Data entries:

---*---

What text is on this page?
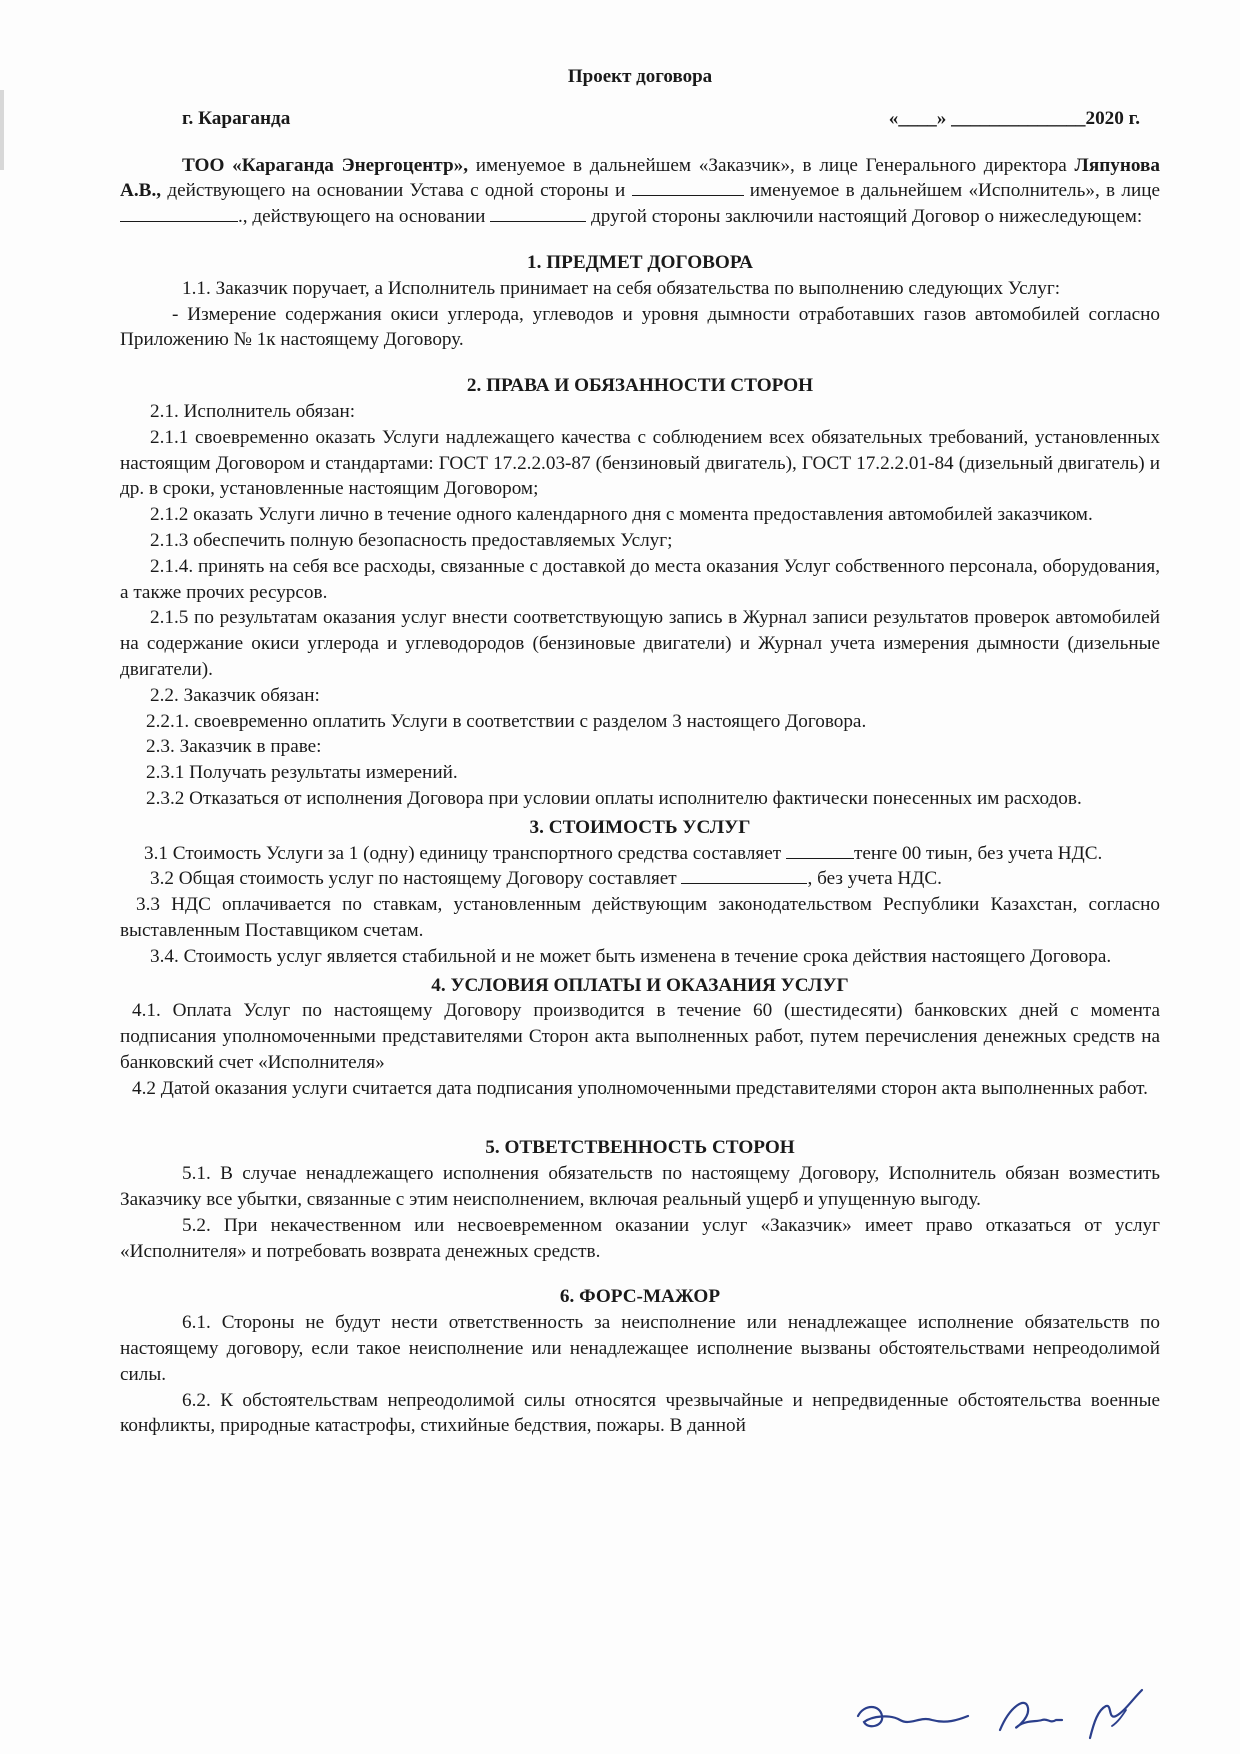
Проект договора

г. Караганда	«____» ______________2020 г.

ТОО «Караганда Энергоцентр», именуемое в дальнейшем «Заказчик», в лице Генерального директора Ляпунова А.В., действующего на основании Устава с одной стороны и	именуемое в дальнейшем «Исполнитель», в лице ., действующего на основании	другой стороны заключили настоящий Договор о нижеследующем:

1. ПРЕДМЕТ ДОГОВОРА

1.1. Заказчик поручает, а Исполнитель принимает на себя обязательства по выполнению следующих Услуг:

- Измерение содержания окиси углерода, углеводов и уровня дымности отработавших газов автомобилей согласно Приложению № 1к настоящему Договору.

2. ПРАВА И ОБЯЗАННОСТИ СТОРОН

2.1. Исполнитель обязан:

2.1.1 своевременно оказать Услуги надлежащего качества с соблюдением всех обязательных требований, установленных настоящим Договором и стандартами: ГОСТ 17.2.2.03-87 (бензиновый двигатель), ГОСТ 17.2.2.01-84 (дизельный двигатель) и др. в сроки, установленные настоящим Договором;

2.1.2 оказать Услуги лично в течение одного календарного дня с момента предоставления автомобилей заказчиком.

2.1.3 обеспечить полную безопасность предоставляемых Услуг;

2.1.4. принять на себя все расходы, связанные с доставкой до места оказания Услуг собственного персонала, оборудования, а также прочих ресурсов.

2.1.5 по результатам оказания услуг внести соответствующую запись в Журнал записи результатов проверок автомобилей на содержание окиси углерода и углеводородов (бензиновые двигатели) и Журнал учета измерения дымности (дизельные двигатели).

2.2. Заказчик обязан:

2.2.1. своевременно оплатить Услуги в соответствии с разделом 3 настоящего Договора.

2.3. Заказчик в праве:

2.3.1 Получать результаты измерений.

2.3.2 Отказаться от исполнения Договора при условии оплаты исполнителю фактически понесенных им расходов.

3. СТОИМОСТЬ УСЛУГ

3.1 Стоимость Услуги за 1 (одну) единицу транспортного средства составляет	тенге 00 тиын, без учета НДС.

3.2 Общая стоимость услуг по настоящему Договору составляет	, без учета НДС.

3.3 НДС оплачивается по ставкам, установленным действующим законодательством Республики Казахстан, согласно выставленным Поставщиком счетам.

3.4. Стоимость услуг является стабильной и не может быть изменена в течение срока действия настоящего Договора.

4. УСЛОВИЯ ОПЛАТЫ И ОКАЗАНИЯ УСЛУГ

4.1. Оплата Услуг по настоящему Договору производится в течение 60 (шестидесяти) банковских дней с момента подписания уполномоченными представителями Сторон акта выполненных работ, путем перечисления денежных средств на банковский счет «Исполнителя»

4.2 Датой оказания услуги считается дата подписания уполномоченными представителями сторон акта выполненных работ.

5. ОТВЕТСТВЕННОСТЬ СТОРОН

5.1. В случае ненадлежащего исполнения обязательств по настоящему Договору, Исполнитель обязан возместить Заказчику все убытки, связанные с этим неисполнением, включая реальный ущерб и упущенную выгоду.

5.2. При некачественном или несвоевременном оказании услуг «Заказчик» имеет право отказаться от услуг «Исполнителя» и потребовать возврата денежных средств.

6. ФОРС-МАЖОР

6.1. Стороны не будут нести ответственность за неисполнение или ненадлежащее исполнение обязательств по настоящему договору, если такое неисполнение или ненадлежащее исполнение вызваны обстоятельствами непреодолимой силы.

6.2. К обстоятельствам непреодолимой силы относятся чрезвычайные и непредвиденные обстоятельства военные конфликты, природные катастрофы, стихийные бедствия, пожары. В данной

---*---

* [Task to complete] All records above are to be printed exactly, minus the pictures they contain.

* [Exercise answer]
What text is on this page?
Проект договора

г. Караганда	«____» ______________2020 г.

ТОО «Караганда Энергоцентр», именуемое в дальнейшем «Заказчик», в лице Генерального директора Ляпунова А.В., действующего на основании Устава с одной стороны и	именуемое в дальнейшем «Исполнитель», в лице ., действующего на основании	другой стороны заключили настоящий Договор о нижеследующем:

1. ПРЕДМЕТ ДОГОВОРА

1.1. Заказчик поручает, а Исполнитель принимает на себя обязательства по выполнению следующих Услуг:

- Измерение содержания окиси углерода, углеводов и уровня дымности отработавших газов автомобилей согласно Приложению № 1к настоящему Договору.

2. ПРАВА И ОБЯЗАННОСТИ СТОРОН

2.1. Исполнитель обязан:

2.1.1 своевременно оказать Услуги надлежащего качества с соблюдением всех обязательных требований, установленных настоящим Договором и стандартами: ГОСТ 17.2.2.03-87 (бензиновый двигатель), ГОСТ 17.2.2.01-84 (дизельный двигатель) и др. в сроки, установленные настоящим Договором;

2.1.2 оказать Услуги лично в течение одного календарного дня с момента предоставления автомобилей заказчиком.

2.1.3 обеспечить полную безопасность предоставляемых Услуг;

2.1.4. принять на себя все расходы, связанные с доставкой до места оказания Услуг собственного персонала, оборудования, а также прочих ресурсов.

2.1.5 по результатам оказания услуг внести соответствующую запись в Журнал записи результатов проверок автомобилей на содержание окиси углерода и углеводородов (бензиновые двигатели) и Журнал учета измерения дымности (дизельные двигатели).

2.2. Заказчик обязан:

2.2.1. своевременно оплатить Услуги в соответствии с разделом 3 настоящего Договора.

2.3. Заказчик в праве:

2.3.1 Получать результаты измерений.

2.3.2 Отказаться от исполнения Договора при условии оплаты исполнителю фактически понесенных им расходов.

3. СТОИМОСТЬ УСЛУГ

3.1 Стоимость Услуги за 1 (одну) единицу транспортного средства составляет	тенге 00 тиын, без учета НДС.

3.2 Общая стоимость услуг по настоящему Договору составляет	, без учета НДС.

3.3 НДС оплачивается по ставкам, установленным действующим законодательством Республики Казахстан, согласно выставленным Поставщиком счетам.

3.4. Стоимость услуг является стабильной и не может быть изменена в течение срока действия настоящего Договора.

4. УСЛОВИЯ ОПЛАТЫ И ОКАЗАНИЯ УСЛУГ

4.1. Оплата Услуг по настоящему Договору производится в течение 60 (шестидесяти) банковских дней с момента подписания уполномоченными представителями Сторон акта выполненных работ, путем перечисления денежных средств на банковский счет «Исполнителя»

4.2 Датой оказания услуги считается дата подписания уполномоченными представителями сторон акта выполненных работ.

5. ОТВЕТСТВЕННОСТЬ СТОРОН

5.1. В случае ненадлежащего исполнения обязательств по настоящему Договору, Исполнитель обязан возместить Заказчику все убытки, связанные с этим неисполнением, включая реальный ущерб и упущенную выгоду.

5.2. При некачественном или несвоевременном оказании услуг «Заказчик» имеет право отказаться от услуг «Исполнителя» и потребовать возврата денежных средств.

6. ФОРС-МАЖОР

6.1. Стороны не будут нести ответственность за неисполнение или ненадлежащее исполнение обязательств по настоящему договору, если такое неисполнение или ненадлежащее исполнение вызваны обстоятельствами непреодолимой силы.

6.2. К обстоятельствам непреодолимой силы относятся чрезвычайные и непредвиденные обстоятельства военные конфликты, природные катастрофы, стихийные бедствия, пожары. В данной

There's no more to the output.